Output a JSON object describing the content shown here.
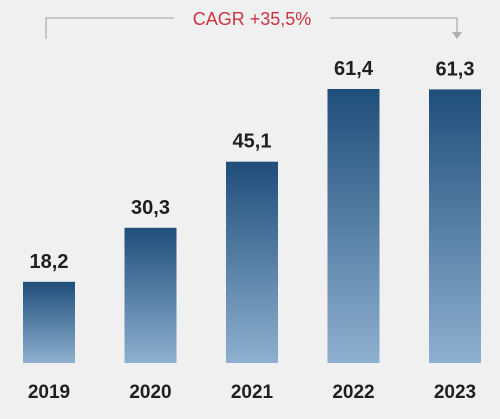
{
  "colors": {
    "background": "#f0f0f0",
    "bar_top": "#1f4e7a",
    "bar_bottom": "#8fb0cf",
    "cagr_text": "#cc3340",
    "bracket": "#b0b0b0",
    "label_text": "#1f1f1f"
  },
  "annotation": {
    "cagr_label": "CAGR +35,5%"
  },
  "chart_data": {
    "type": "bar",
    "categories": [
      "2019",
      "2020",
      "2021",
      "2022",
      "2023"
    ],
    "values": [
      18.2,
      30.3,
      45.1,
      61.4,
      61.3
    ],
    "value_labels": [
      "18,2",
      "30,3",
      "45,1",
      "61,4",
      "61,3"
    ],
    "title": "",
    "xlabel": "",
    "ylabel": "",
    "ylim": [
      0,
      61.4
    ],
    "grid": false,
    "legend": "none",
    "annotations": [
      {
        "text": "CAGR +35,5%",
        "from": "2019",
        "to": "2023",
        "style": "bracket-arrow"
      }
    ]
  }
}
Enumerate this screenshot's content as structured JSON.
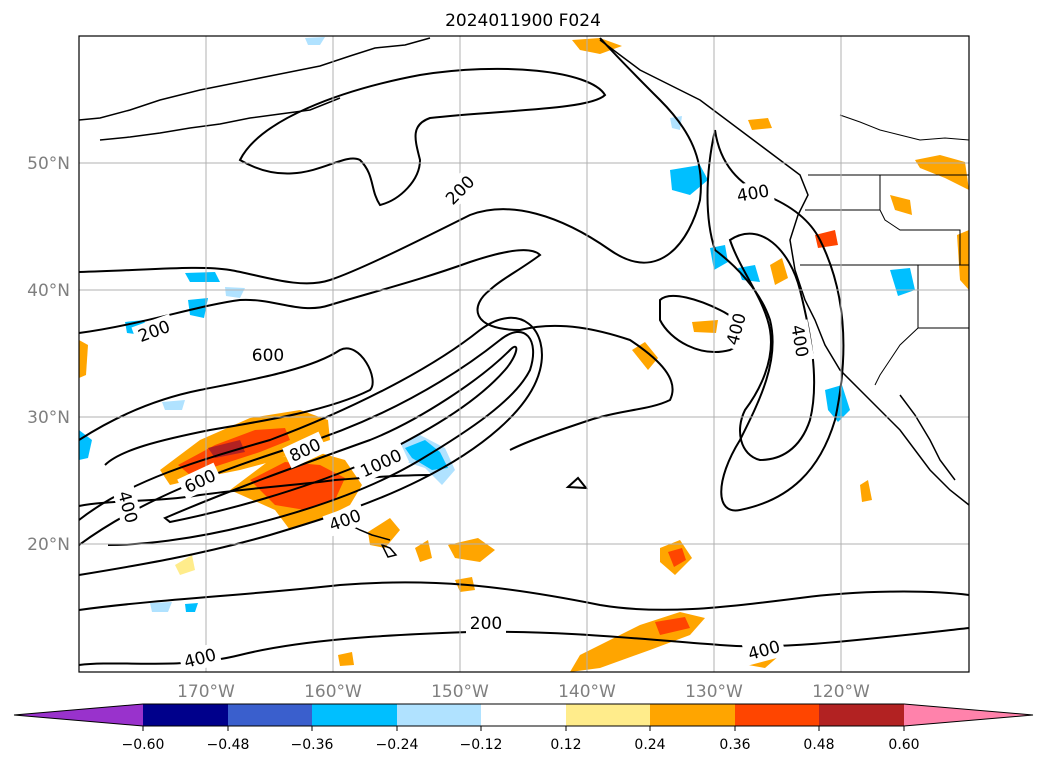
{
  "title": "2024011900 F024",
  "map": {
    "lat_labels": [
      "50°N",
      "40°N",
      "30°N",
      "20°N"
    ],
    "lon_labels": [
      "170°W",
      "160°W",
      "150°W",
      "140°W",
      "130°W",
      "120°W"
    ],
    "contour_labels": [
      "200",
      "200",
      "600",
      "800",
      "600",
      "400",
      "1000",
      "400",
      "200",
      "400",
      "400",
      "400",
      "400",
      "400"
    ]
  },
  "colorbar": {
    "ticks": [
      "−0.60",
      "−0.48",
      "−0.36",
      "−0.24",
      "−0.12",
      "0.12",
      "0.24",
      "0.36",
      "0.48",
      "0.60"
    ],
    "colors": [
      "#9932cc",
      "#00008b",
      "#3a5fcd",
      "#00bfff",
      "#b0e2ff",
      "#ffffff",
      "#ffec8b",
      "#ffa500",
      "#ff4500",
      "#b22222",
      "#ff82ab"
    ]
  }
}
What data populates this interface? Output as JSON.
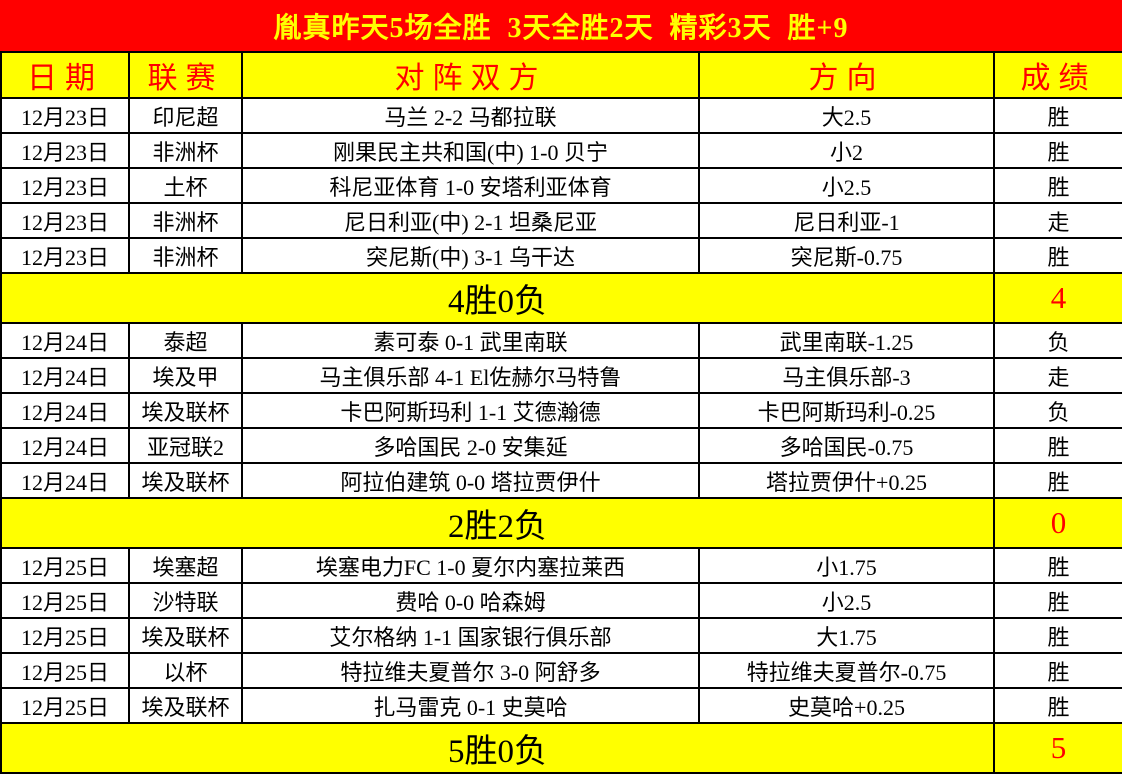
{
  "banner": {
    "text": "胤真昨天5场全胜  3天全胜2天  精彩3天  胜+9"
  },
  "colors": {
    "banner_bg": "#FF0000",
    "banner_text": "#FFFF00",
    "header_bg": "#FFFF00",
    "header_text": "#FF0000",
    "win_cell_bg": "#FF0000",
    "win_cell_text": "#FFFF00",
    "loss_cell_text": "#000000",
    "summary_bg": "#FFFF00",
    "summary_score_text": "#FF0000"
  },
  "table": {
    "headers": [
      "日期",
      "联赛",
      "对阵双方",
      "方向",
      "成绩"
    ],
    "groups": [
      {
        "rows": [
          {
            "date": "12月23日",
            "league": "印尼超",
            "match": "马兰 2-2 马都拉联",
            "direction": "大2.5",
            "result": "胜",
            "result_type": "win"
          },
          {
            "date": "12月23日",
            "league": "非洲杯",
            "match": "刚果民主共和国(中) 1-0 贝宁",
            "direction": "小2",
            "result": "胜",
            "result_type": "win"
          },
          {
            "date": "12月23日",
            "league": "土杯",
            "match": "科尼亚体育 1-0 安塔利亚体育",
            "direction": "小2.5",
            "result": "胜",
            "result_type": "win"
          },
          {
            "date": "12月23日",
            "league": "非洲杯",
            "match": "尼日利亚(中) 2-1 坦桑尼亚",
            "direction": "尼日利亚-1",
            "result": "走",
            "result_type": "push"
          },
          {
            "date": "12月23日",
            "league": "非洲杯",
            "match": "突尼斯(中) 3-1 乌干达",
            "direction": "突尼斯-0.75",
            "result": "胜",
            "result_type": "win"
          }
        ],
        "summary": {
          "label": "4胜0负",
          "score": "4"
        }
      },
      {
        "rows": [
          {
            "date": "12月24日",
            "league": "泰超",
            "match": "素可泰 0-1 武里南联",
            "direction": "武里南联-1.25",
            "result": "负",
            "result_type": "loss"
          },
          {
            "date": "12月24日",
            "league": "埃及甲",
            "match": "马主俱乐部 4-1 El佐赫尔马特鲁",
            "direction": "马主俱乐部-3",
            "result": "走",
            "result_type": "push"
          },
          {
            "date": "12月24日",
            "league": "埃及联杯",
            "match": "卡巴阿斯玛利 1-1 艾德瀚德",
            "direction": "卡巴阿斯玛利-0.25",
            "result": "负",
            "result_type": "loss"
          },
          {
            "date": "12月24日",
            "league": "亚冠联2",
            "match": "多哈国民 2-0 安集延",
            "direction": "多哈国民-0.75",
            "result": "胜",
            "result_type": "win"
          },
          {
            "date": "12月24日",
            "league": "埃及联杯",
            "match": "阿拉伯建筑 0-0 塔拉贾伊什",
            "direction": "塔拉贾伊什+0.25",
            "result": "胜",
            "result_type": "win"
          }
        ],
        "summary": {
          "label": "2胜2负",
          "score": "0"
        }
      },
      {
        "rows": [
          {
            "date": "12月25日",
            "league": "埃塞超",
            "match": "埃塞电力FC 1-0 夏尔内塞拉莱西",
            "direction": "小1.75",
            "result": "胜",
            "result_type": "win"
          },
          {
            "date": "12月25日",
            "league": "沙特联",
            "match": "费哈 0-0 哈森姆",
            "direction": "小2.5",
            "result": "胜",
            "result_type": "win"
          },
          {
            "date": "12月25日",
            "league": "埃及联杯",
            "match": "艾尔格纳 1-1 国家银行俱乐部",
            "direction": "大1.75",
            "result": "胜",
            "result_type": "win"
          },
          {
            "date": "12月25日",
            "league": "以杯",
            "match": "特拉维夫夏普尔 3-0 阿舒多",
            "direction": "特拉维夫夏普尔-0.75",
            "result": "胜",
            "result_type": "win"
          },
          {
            "date": "12月25日",
            "league": "埃及联杯",
            "match": "扎马雷克 0-1 史莫哈",
            "direction": "史莫哈+0.25",
            "result": "胜",
            "result_type": "win"
          }
        ],
        "summary": {
          "label": "5胜0负",
          "score": "5"
        }
      }
    ]
  }
}
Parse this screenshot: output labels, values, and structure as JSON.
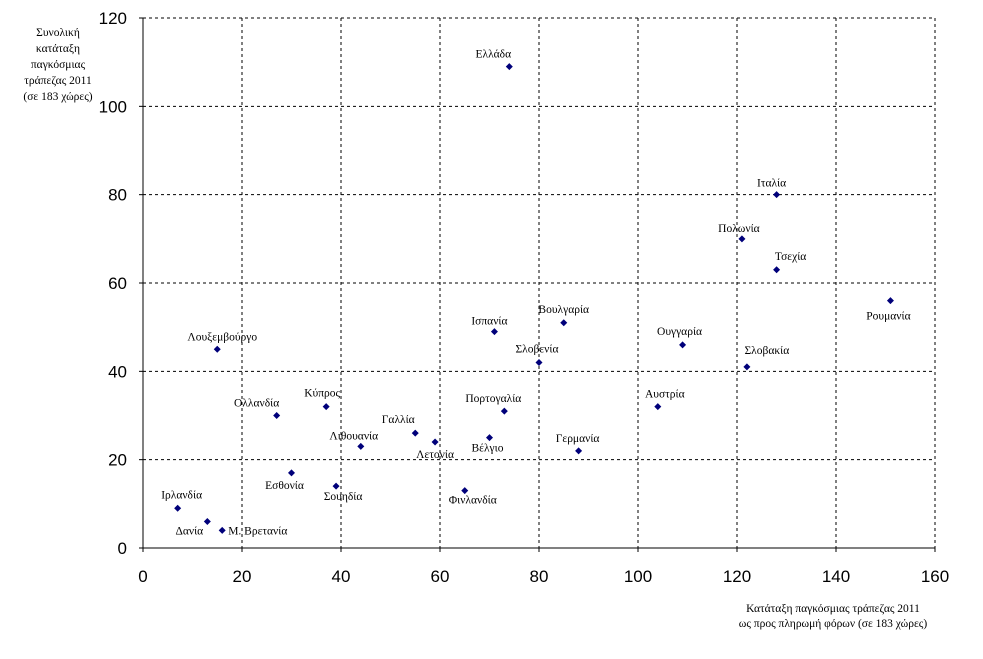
{
  "chart_data": {
    "type": "scatter",
    "title": "",
    "ylabel_lines": [
      "Συνολική",
      "κατάταξη",
      "παγκόσμιας",
      "τράπεζας 2011",
      "(σε 183 χώρες)"
    ],
    "xlabel_lines": [
      "Κατάταξη παγκόσμιας τράπεζας 2011",
      "ως προς πληρωμή φόρων (σε 183 χώρες)"
    ],
    "xlim": [
      0,
      160
    ],
    "ylim": [
      0,
      120
    ],
    "xticks": [
      "0",
      "20",
      "40",
      "60",
      "80",
      "100",
      "120",
      "140",
      "160"
    ],
    "yticks": [
      "0",
      "20",
      "40",
      "60",
      "80",
      "100",
      "120"
    ],
    "grid": true,
    "marker_color": "#00007a",
    "points": [
      {
        "label": "Ελλάδα",
        "x": 74,
        "y": 109
      },
      {
        "label": "Ιταλία",
        "x": 128,
        "y": 80
      },
      {
        "label": "Πολωνία",
        "x": 121,
        "y": 70
      },
      {
        "label": "Τσεχία",
        "x": 128,
        "y": 63
      },
      {
        "label": "Ρουμανία",
        "x": 151,
        "y": 56
      },
      {
        "label": "Ουγγαρία",
        "x": 109,
        "y": 46
      },
      {
        "label": "Σλοβακία",
        "x": 122,
        "y": 41
      },
      {
        "label": "Βουλγαρία",
        "x": 85,
        "y": 51
      },
      {
        "label": "Ισπανία",
        "x": 71,
        "y": 49
      },
      {
        "label": "Σλοβενία",
        "x": 80,
        "y": 42
      },
      {
        "label": "Λουξεμβούργο",
        "x": 15,
        "y": 45
      },
      {
        "label": "Αυστρία",
        "x": 104,
        "y": 32
      },
      {
        "label": "Πορτογαλία",
        "x": 73,
        "y": 31
      },
      {
        "label": "Κύπρος",
        "x": 37,
        "y": 32
      },
      {
        "label": "Ολλανδία",
        "x": 27,
        "y": 30
      },
      {
        "label": "Γαλλία",
        "x": 55,
        "y": 26
      },
      {
        "label": "Λιθουανία",
        "x": 44,
        "y": 23
      },
      {
        "label": "Λετονία",
        "x": 59,
        "y": 24
      },
      {
        "label": "Βέλγιο",
        "x": 70,
        "y": 25
      },
      {
        "label": "Γερμανία",
        "x": 88,
        "y": 22
      },
      {
        "label": "Εσθονία",
        "x": 30,
        "y": 17
      },
      {
        "label": "Σουηδία",
        "x": 39,
        "y": 14
      },
      {
        "label": "Φινλανδία",
        "x": 65,
        "y": 13
      },
      {
        "label": "Ιρλανδία",
        "x": 7,
        "y": 9
      },
      {
        "label": "Δανία",
        "x": 13,
        "y": 6
      },
      {
        "label": "Μ. Βρετανία",
        "x": 16,
        "y": 4
      }
    ]
  }
}
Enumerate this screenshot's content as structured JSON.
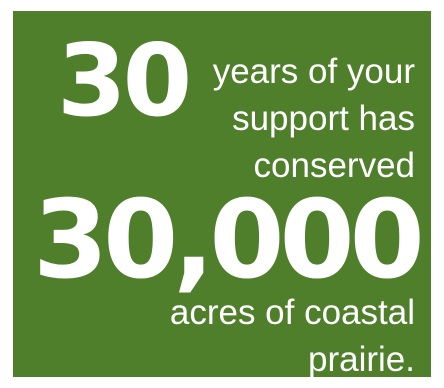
{
  "infographic": {
    "headline_number": "30",
    "line1": "years of your",
    "line2": "support has",
    "line3": "conserved",
    "big_number": "30,000",
    "line4": "acres of coastal",
    "line5": "prairie."
  },
  "colors": {
    "background": "#4f7f2b",
    "text": "#ffffff"
  }
}
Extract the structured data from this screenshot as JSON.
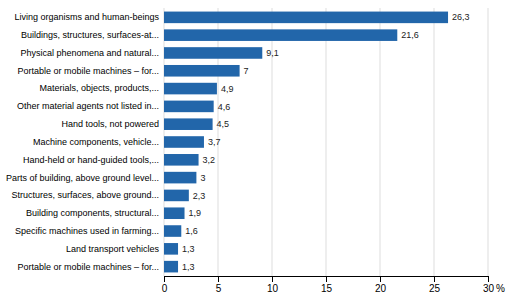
{
  "chart_data": {
    "type": "bar",
    "orientation": "horizontal",
    "categories": [
      "Portable or mobile machines – for...",
      "Land transport vehicles",
      "Specific machines used in farming...",
      "Building components, structural...",
      "Structures, surfaces, above ground...",
      "Parts of building, above ground level...",
      "Hand-held or hand-guided tools,...",
      "Machine components, vehicle...",
      "Hand tools, not powered",
      "Other material agents not listed in...",
      "Materials, objects, products,...",
      "Portable or mobile machines – for...",
      "Physical phenomena and natural...",
      "Buildings, structures, surfaces-at...",
      "Living organisms and human-beings"
    ],
    "values": [
      1.3,
      1.3,
      1.6,
      1.9,
      2.3,
      3.0,
      3.2,
      3.7,
      4.5,
      4.6,
      4.9,
      7.0,
      9.1,
      21.6,
      26.3
    ],
    "value_labels": [
      "1,3",
      "1,3",
      "1,6",
      "1,9",
      "2,3",
      "3",
      "3,2",
      "3,7",
      "4,5",
      "4,6",
      "4,9",
      "7",
      "9,1",
      "21,6",
      "26,3"
    ],
    "data_labels": true,
    "color": "#2266aa",
    "xlabel": "%",
    "xlim": [
      0,
      30
    ],
    "xticks": [
      0,
      5,
      10,
      15,
      20,
      25,
      30
    ],
    "grid": true
  }
}
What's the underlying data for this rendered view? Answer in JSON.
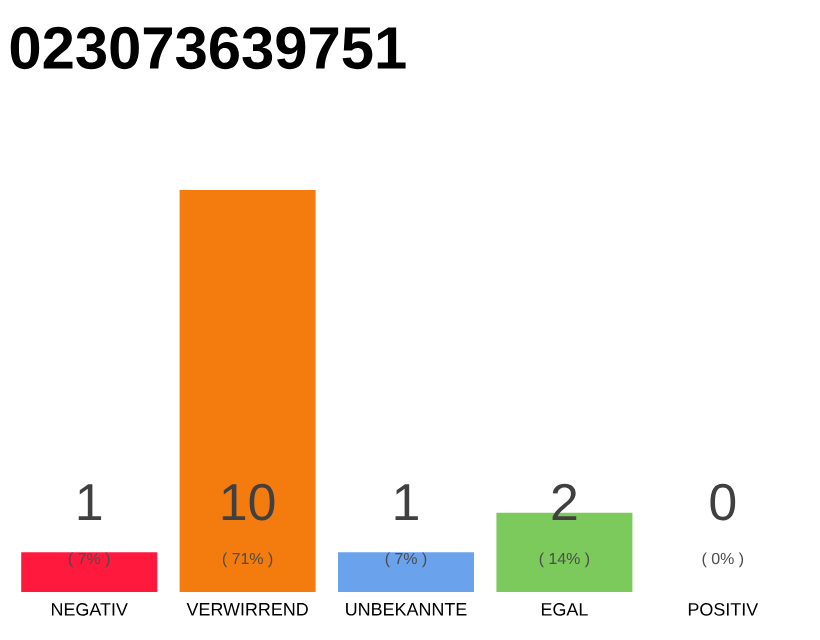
{
  "chart_data": {
    "type": "bar",
    "title": "023073639751",
    "categories": [
      "NEGATIV",
      "VERWIRREND",
      "UNBEKANNTE",
      "EGAL",
      "POSITIV"
    ],
    "values": [
      7,
      71,
      7,
      14,
      0
    ],
    "colors": [
      "#ff1a3d",
      "#f47c0e",
      "#6aa3ec",
      "#7cc95c",
      "#bdbdbd"
    ],
    "value_labels": [
      "( 7% )",
      "( 71% )",
      "( 7% )",
      "( 14% )",
      "( 0% )"
    ],
    "annotations": [
      "1",
      "10",
      "1",
      "2",
      "0"
    ]
  }
}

================================

WHAT TO DO:
Pull out every line of the entries that includes the word "true".

CORRECT ANSWER:
    "grid": true,
    "data_labels": true,
    "grid": true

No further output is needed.